═════ RECORDS FOR THIS EXERCISE ═════

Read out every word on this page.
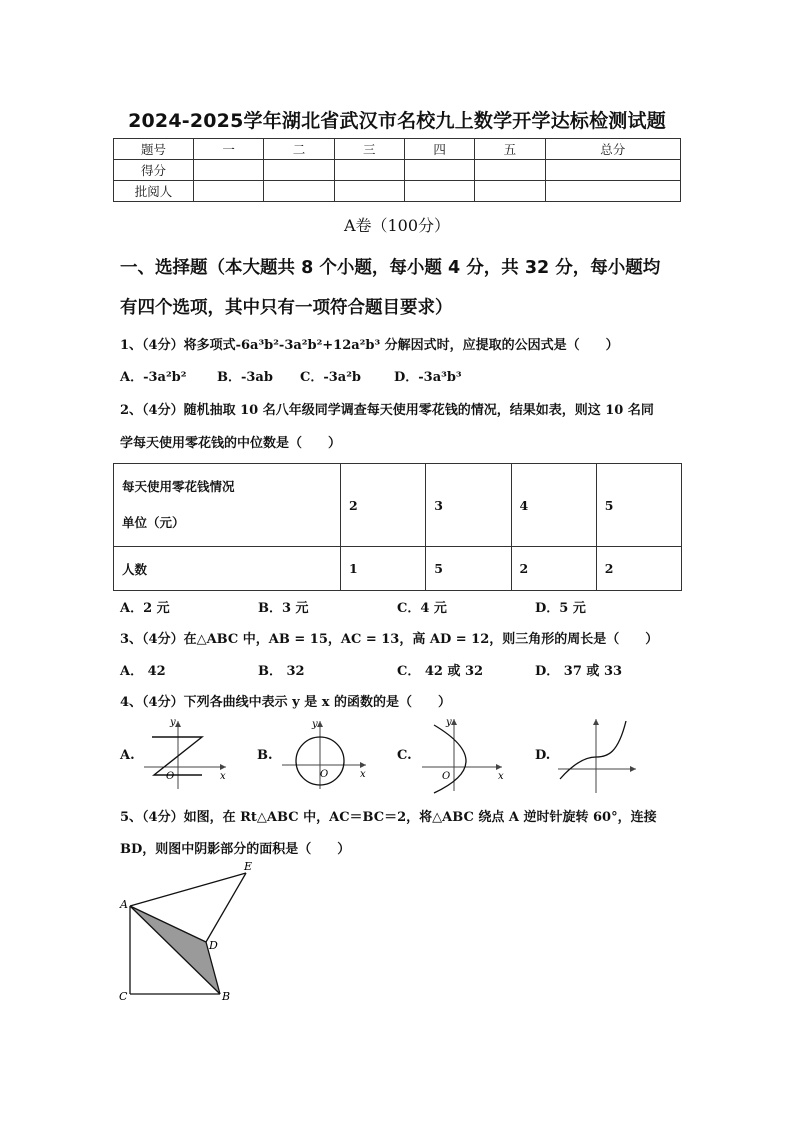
2024-2025学年湖北省武汉市名校九上数学开学达标检测试题
题号	一	二	三	四	五	总分
得分						
批阅人						
A卷（100分）
一、选择题（本大题共 8 个小题，每小题 4 分，共 32 分，每小题均
有四个选项，其中只有一项符合题目要求）
1、（4分）将多项式-6a³b²-3a²b²+12a²b³ 分解因式时，应提取的公因式是（　　）
A．-3a²b² B．-3ab C．-3a²b	D．-3a³b³
2、（4分）随机抽取 10 名八年级同学调查每天使用零花钱的情况，结果如表，则这 10 名同
学每天使用零花钱的中位数是（　　）
每天使用零花钱情况
单位（元）	2	3	4	5
人数	1	5	2	2
A．2 元	B．3 元	C．4 元	D．5 元
3、（4分）在△ABC 中，AB = 15，AC = 13，高 AD = 12，则三角形的周长是（　　）
A． 42	B． 32	C． 42 或 32	D． 37 或 33
4、（4分）下列各曲线中表示 y 是 x 的函数的是（　　）
A.
O	x
y
B.
O	x
y
C.
O	x
y
D.
5、（4分）如图，在 Rt△ABC 中，AC＝BC＝2，将△ABC 绕点 A 逆时针旋转 60°，连接
BD，则图中阴影部分的面积是（　　）
A
B
C
D
E
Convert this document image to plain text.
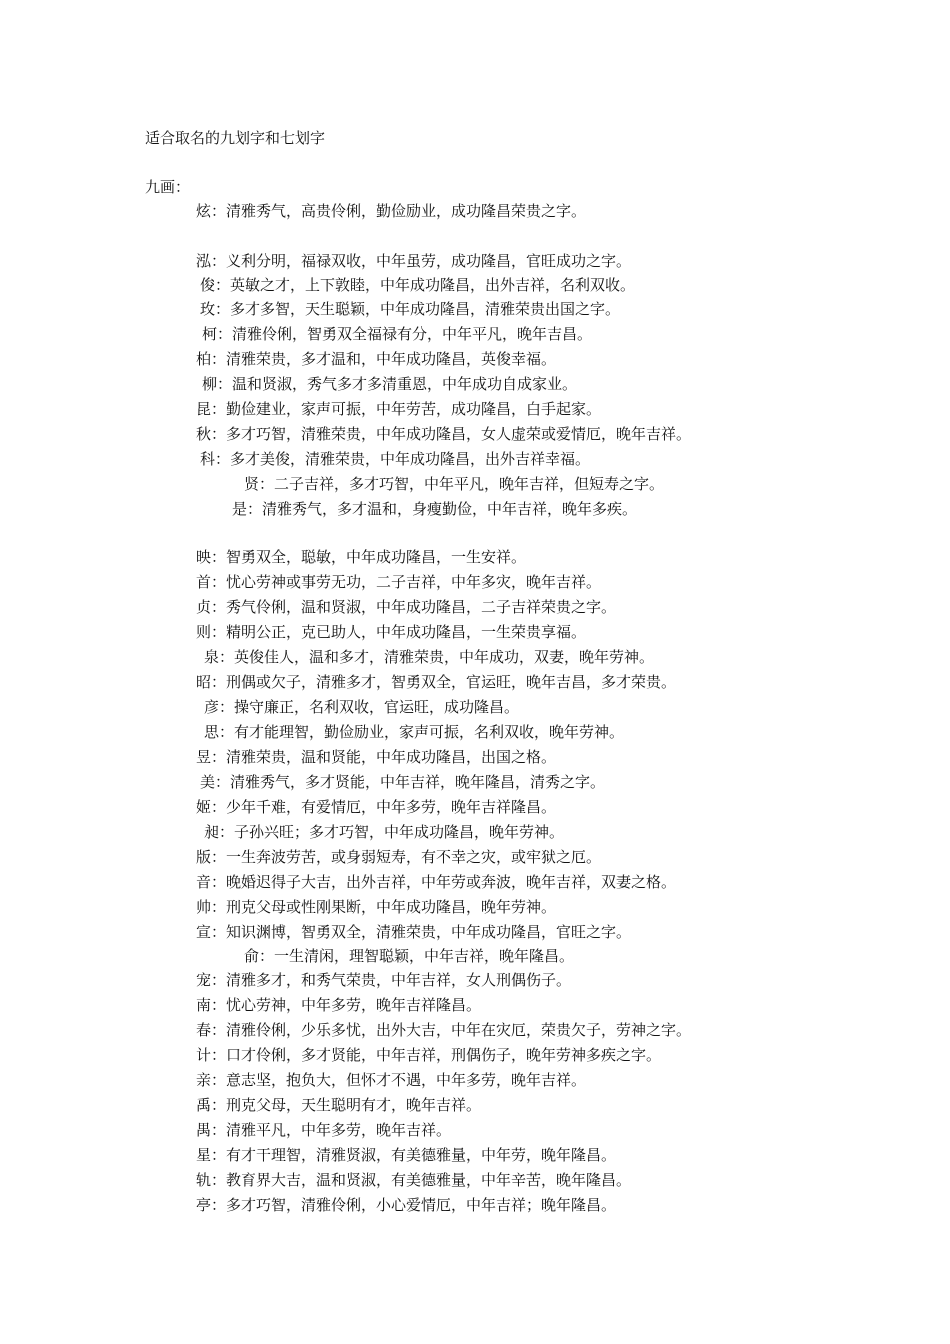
适合取名的九划字和七划字
九画：
炫：清雅秀气，高贵伶俐，勤俭励业，成功隆昌荣贵之字。
泓：义利分明，福禄双收，中年虽劳，成功隆昌，官旺成功之字。
俊：英敏之才，上下敦睦，中年成功隆昌，出外吉祥，名利双收。
玫：多才多智，天生聪颖，中年成功隆昌，清雅荣贵出国之字。
柯：清雅伶俐，智勇双全福禄有分，中年平凡，晚年吉昌。
柏：清雅荣贵，多才温和，中年成功隆昌，英俊幸福。
柳：温和贤淑，秀气多才多清重恩，中年成功自成家业。
昆：勤俭建业，家声可振，中年劳苦，成功隆昌，白手起家。
秋：多才巧智，清雅荣贵，中年成功隆昌，女人虚荣或爱情厄，晚年吉祥。
科：多才美俊，清雅荣贵，中年成功隆昌，出外吉祥幸福。
贤：二子吉祥，多才巧智，中年平凡，晚年吉祥，但短寿之字。
是：清雅秀气，多才温和，身瘦勤俭，中年吉祥，晚年多疾。
映：智勇双全，聪敏，中年成功隆昌，一生安祥。
首：忧心劳神或事劳无功，二子吉祥，中年多灾，晚年吉祥。
贞：秀气伶俐，温和贤淑，中年成功隆昌，二子吉祥荣贵之字。
则：精明公正，克已助人，中年成功隆昌，一生荣贵享福。
泉：英俊佳人，温和多才，清雅荣贵，中年成功，双妻，晚年劳神。
昭：刑偶或欠子，清雅多才，智勇双全，官运旺，晚年吉昌，多才荣贵。
彦：操守廉正，名利双收，官运旺，成功隆昌。
思：有才能理智，勤俭励业，家声可振，名利双收，晚年劳神。
昱：清雅荣贵，温和贤能，中年成功隆昌，出国之格。
美：清雅秀气，多才贤能，中年吉祥，晚年隆昌，清秀之字。
姬：少年千难，有爱情厄，中年多劳，晚年吉祥隆昌。
昶：子孙兴旺；多才巧智，中年成功隆昌，晚年劳神。
版：一生奔波劳苦，或身弱短寿，有不幸之灾，或牢狱之厄。
音：晚婚迟得子大吉，出外吉祥，中年劳或奔波，晚年吉祥，双妻之格。
帅：刑克父母或性刚果断，中年成功隆昌，晚年劳神。
宣：知识渊博，智勇双全，清雅荣贵，中年成功隆昌，官旺之字。
俞：一生清闲，理智聪颖，中年吉祥，晚年隆昌。
宠：清雅多才，和秀气荣贵，中年吉祥，女人刑偶伤子。
南：忧心劳神，中年多劳，晚年吉祥隆昌。
春：清雅伶俐，少乐多忧，出外大吉，中年在灾厄，荣贵欠子，劳神之字。
计：口才伶俐，多才贤能，中年吉祥，刑偶伤子，晚年劳神多疾之字。
亲：意志坚，抱负大，但怀才不遇，中年多劳，晚年吉祥。
禹：刑克父母，天生聪明有才，晚年吉祥。
禺：清雅平凡，中年多劳，晚年吉祥。
星：有才干理智，清雅贤淑，有美德雅量，中年劳，晚年隆昌。
轨：教育界大吉，温和贤淑，有美德雅量，中年辛苦，晚年隆昌。
亭：多才巧智，清雅伶俐，小心爱情厄，中年吉祥；晚年隆昌。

═════

## SHORT EXERCISE
Reproduce the entries exactly. Do not carry over any picture.

## FULL SOLUTION
Read out every word on this page.
2024-2025学年湖北省武汉市名校九上数学开学达标检测试题
题号	一	二	三	四	五	总分
得分						
批阅人						
A卷（100分）
一、选择题（本大题共 8 个小题，每小题 4 分，共 32 分，每小题均
有四个选项，其中只有一项符合题目要求）
1、（4分）将多项式-6a³b²-3a²b²+12a²b³ 分解因式时，应提取的公因式是（　　）
A．-3a²b² B．-3ab C．-3a²b	D．-3a³b³
2、（4分）随机抽取 10 名八年级同学调查每天使用零花钱的情况，结果如表，则这 10 名同
学每天使用零花钱的中位数是（　　）
每天使用零花钱情况
单位（元）	2	3	4	5
人数	1	5	2	2
A．2 元	B．3 元	C．4 元	D．5 元
3、（4分）在△ABC 中，AB = 15，AC = 13，高 AD = 12，则三角形的周长是（　　）
A． 42	B． 32	C． 42 或 32	D． 37 或 33
4、（4分）下列各曲线中表示 y 是 x 的函数的是（　　）
A.
O	x
y
B.
O	x
y
C.
O	x
y
D.
5、（4分）如图，在 Rt△ABC 中，AC＝BC＝2，将△ABC 绕点 A 逆时针旋转 60°，连接
BD，则图中阴影部分的面积是（　　）
A
B
C
D
E
Convert this document image to plain text.
适合取名的九划字和七划字
九画：
炫：清雅秀气，高贵伶俐，勤俭励业，成功隆昌荣贵之字。
泓：义利分明，福禄双收，中年虽劳，成功隆昌，官旺成功之字。
俊：英敏之才，上下敦睦，中年成功隆昌，出外吉祥，名利双收。
玫：多才多智，天生聪颖，中年成功隆昌，清雅荣贵出国之字。
柯：清雅伶俐，智勇双全福禄有分，中年平凡，晚年吉昌。
柏：清雅荣贵，多才温和，中年成功隆昌，英俊幸福。
柳：温和贤淑，秀气多才多清重恩，中年成功自成家业。
昆：勤俭建业，家声可振，中年劳苦，成功隆昌，白手起家。
秋：多才巧智，清雅荣贵，中年成功隆昌，女人虚荣或爱情厄，晚年吉祥。
科：多才美俊，清雅荣贵，中年成功隆昌，出外吉祥幸福。
贤：二子吉祥，多才巧智，中年平凡，晚年吉祥，但短寿之字。
是：清雅秀气，多才温和，身瘦勤俭，中年吉祥，晚年多疾。
映：智勇双全，聪敏，中年成功隆昌，一生安祥。
首：忧心劳神或事劳无功，二子吉祥，中年多灾，晚年吉祥。
贞：秀气伶俐，温和贤淑，中年成功隆昌，二子吉祥荣贵之字。
则：精明公正，克已助人，中年成功隆昌，一生荣贵享福。
泉：英俊佳人，温和多才，清雅荣贵，中年成功，双妻，晚年劳神。
昭：刑偶或欠子，清雅多才，智勇双全，官运旺，晚年吉昌，多才荣贵。
彦：操守廉正，名利双收，官运旺，成功隆昌。
思：有才能理智，勤俭励业，家声可振，名利双收，晚年劳神。
昱：清雅荣贵，温和贤能，中年成功隆昌，出国之格。
美：清雅秀气，多才贤能，中年吉祥，晚年隆昌，清秀之字。
姬：少年千难，有爱情厄，中年多劳，晚年吉祥隆昌。
昶：子孙兴旺；多才巧智，中年成功隆昌，晚年劳神。
版：一生奔波劳苦，或身弱短寿，有不幸之灾，或牢狱之厄。
音：晚婚迟得子大吉，出外吉祥，中年劳或奔波，晚年吉祥，双妻之格。
帅：刑克父母或性刚果断，中年成功隆昌，晚年劳神。
宣：知识渊博，智勇双全，清雅荣贵，中年成功隆昌，官旺之字。
俞：一生清闲，理智聪颖，中年吉祥，晚年隆昌。
宠：清雅多才，和秀气荣贵，中年吉祥，女人刑偶伤子。
南：忧心劳神，中年多劳，晚年吉祥隆昌。
春：清雅伶俐，少乐多忧，出外大吉，中年在灾厄，荣贵欠子，劳神之字。
计：口才伶俐，多才贤能，中年吉祥，刑偶伤子，晚年劳神多疾之字。
亲：意志坚，抱负大，但怀才不遇，中年多劳，晚年吉祥。
禹：刑克父母，天生聪明有才，晚年吉祥。
禺：清雅平凡，中年多劳，晚年吉祥。
星：有才干理智，清雅贤淑，有美德雅量，中年劳，晚年隆昌。
轨：教育界大吉，温和贤淑，有美德雅量，中年辛苦，晚年隆昌。
亭：多才巧智，清雅伶俐，小心爱情厄，中年吉祥；晚年隆昌。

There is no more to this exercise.